## Instructions to follow
Only the number is wanted: how many lines of the data contain "peak"?

--- start Provided records ---

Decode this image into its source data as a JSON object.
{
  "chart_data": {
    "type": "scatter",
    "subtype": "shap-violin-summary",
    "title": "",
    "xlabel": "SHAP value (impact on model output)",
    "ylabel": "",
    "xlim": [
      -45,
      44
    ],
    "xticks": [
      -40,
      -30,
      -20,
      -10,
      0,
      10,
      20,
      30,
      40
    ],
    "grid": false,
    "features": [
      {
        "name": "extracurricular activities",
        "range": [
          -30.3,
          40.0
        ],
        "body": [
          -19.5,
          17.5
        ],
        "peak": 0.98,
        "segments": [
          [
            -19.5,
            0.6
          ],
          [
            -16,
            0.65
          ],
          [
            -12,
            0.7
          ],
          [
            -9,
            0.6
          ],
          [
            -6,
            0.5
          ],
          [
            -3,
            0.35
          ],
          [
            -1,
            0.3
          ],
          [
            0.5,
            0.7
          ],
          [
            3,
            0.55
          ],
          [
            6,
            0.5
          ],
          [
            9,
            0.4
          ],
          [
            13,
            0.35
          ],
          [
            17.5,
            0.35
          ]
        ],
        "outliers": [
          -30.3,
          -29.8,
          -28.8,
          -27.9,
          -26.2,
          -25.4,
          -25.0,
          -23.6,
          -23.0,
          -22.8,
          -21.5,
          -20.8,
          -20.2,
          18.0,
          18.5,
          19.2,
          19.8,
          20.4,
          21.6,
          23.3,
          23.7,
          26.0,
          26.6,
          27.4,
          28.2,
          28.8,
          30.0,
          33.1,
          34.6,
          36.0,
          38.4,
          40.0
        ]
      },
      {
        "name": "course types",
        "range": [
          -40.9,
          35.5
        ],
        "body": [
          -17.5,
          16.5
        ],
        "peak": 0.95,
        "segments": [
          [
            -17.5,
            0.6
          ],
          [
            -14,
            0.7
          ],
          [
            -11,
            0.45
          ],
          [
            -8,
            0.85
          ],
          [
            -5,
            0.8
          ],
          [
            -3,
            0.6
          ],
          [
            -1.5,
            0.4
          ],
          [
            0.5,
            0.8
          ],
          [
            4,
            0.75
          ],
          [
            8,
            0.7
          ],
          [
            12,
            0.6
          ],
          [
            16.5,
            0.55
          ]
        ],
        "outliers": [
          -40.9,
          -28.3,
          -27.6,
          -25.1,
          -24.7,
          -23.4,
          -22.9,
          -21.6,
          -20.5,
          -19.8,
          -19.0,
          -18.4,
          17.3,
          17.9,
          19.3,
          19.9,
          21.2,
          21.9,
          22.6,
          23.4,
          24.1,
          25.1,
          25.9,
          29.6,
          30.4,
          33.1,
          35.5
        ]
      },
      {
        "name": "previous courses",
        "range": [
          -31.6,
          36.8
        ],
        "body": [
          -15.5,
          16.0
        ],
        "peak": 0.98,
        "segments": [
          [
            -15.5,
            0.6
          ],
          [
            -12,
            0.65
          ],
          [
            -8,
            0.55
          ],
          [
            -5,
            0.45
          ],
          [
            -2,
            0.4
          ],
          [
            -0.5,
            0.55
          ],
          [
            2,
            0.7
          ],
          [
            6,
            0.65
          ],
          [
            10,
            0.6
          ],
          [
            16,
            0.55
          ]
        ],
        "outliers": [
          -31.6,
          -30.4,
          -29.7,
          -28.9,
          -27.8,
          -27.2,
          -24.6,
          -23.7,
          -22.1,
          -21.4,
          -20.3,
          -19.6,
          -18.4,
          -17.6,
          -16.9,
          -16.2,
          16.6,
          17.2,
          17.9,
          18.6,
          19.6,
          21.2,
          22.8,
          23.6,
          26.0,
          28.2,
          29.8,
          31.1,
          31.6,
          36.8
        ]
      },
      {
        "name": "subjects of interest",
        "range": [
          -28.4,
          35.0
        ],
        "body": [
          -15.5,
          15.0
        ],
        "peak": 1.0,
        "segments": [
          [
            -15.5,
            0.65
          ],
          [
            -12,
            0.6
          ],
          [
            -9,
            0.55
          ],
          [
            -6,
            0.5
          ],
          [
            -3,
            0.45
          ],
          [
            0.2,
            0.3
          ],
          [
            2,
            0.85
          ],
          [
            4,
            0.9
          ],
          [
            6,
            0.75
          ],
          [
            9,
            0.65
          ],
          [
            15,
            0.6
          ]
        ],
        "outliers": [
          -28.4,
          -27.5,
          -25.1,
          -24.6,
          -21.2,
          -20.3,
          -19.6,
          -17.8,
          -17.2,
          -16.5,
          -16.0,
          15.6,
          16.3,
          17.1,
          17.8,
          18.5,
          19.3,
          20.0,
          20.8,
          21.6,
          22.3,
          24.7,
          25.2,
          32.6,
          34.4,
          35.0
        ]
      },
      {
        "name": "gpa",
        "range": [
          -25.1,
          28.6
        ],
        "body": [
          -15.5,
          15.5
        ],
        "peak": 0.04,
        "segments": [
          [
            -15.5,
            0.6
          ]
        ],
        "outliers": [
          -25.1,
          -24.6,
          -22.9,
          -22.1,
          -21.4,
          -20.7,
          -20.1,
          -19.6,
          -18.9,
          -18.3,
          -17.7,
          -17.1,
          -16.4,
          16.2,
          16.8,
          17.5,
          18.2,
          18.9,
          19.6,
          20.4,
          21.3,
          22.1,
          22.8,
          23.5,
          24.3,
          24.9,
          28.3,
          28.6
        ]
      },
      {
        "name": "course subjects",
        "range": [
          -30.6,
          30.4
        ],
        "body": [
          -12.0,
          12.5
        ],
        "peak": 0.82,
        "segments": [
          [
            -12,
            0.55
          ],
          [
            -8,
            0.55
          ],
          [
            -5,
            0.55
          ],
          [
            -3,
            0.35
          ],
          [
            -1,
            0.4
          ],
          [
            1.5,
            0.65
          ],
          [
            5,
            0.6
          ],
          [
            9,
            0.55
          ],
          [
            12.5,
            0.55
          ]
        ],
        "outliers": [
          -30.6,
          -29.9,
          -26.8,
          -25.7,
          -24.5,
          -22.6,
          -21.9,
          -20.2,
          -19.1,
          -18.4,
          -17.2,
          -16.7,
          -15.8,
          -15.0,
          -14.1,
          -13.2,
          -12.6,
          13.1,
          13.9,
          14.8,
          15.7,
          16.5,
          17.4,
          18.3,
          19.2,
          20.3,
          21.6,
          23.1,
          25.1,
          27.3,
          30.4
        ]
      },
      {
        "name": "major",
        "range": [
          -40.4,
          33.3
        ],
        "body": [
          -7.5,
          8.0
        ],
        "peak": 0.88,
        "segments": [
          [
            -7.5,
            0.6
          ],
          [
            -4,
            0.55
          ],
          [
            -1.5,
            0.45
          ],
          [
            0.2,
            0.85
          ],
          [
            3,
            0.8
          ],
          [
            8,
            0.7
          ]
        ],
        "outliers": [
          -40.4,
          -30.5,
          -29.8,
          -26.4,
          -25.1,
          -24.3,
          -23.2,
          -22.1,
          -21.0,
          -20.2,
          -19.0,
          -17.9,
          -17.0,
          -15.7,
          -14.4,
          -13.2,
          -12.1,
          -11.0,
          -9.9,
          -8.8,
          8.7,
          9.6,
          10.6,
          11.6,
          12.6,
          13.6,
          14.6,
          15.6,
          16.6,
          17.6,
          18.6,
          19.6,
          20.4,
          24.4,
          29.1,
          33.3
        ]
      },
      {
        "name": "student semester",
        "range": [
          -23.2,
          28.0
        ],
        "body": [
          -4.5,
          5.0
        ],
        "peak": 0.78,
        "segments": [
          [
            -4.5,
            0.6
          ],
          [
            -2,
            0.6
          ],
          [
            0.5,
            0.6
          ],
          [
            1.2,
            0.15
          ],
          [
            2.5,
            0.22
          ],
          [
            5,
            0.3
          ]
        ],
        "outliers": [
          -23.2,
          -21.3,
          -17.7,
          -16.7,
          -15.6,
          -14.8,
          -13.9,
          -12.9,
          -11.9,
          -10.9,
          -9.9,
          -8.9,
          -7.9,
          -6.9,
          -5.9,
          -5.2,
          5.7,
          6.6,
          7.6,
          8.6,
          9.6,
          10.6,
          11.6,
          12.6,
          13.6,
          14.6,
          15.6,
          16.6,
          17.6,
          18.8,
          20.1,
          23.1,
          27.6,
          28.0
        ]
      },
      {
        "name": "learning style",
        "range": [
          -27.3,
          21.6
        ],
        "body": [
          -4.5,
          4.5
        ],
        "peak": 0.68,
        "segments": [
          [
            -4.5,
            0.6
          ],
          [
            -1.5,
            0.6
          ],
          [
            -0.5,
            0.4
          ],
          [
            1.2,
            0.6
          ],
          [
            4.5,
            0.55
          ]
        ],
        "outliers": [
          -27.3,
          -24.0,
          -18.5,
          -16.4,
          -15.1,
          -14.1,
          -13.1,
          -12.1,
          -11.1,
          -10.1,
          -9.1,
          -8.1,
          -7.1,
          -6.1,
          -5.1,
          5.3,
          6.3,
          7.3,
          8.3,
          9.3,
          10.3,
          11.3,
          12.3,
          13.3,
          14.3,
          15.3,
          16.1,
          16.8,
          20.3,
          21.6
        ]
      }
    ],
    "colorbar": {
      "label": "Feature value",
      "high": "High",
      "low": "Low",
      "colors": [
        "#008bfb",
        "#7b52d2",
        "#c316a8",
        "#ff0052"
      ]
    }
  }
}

--- end Provided records ---

## Solution below
9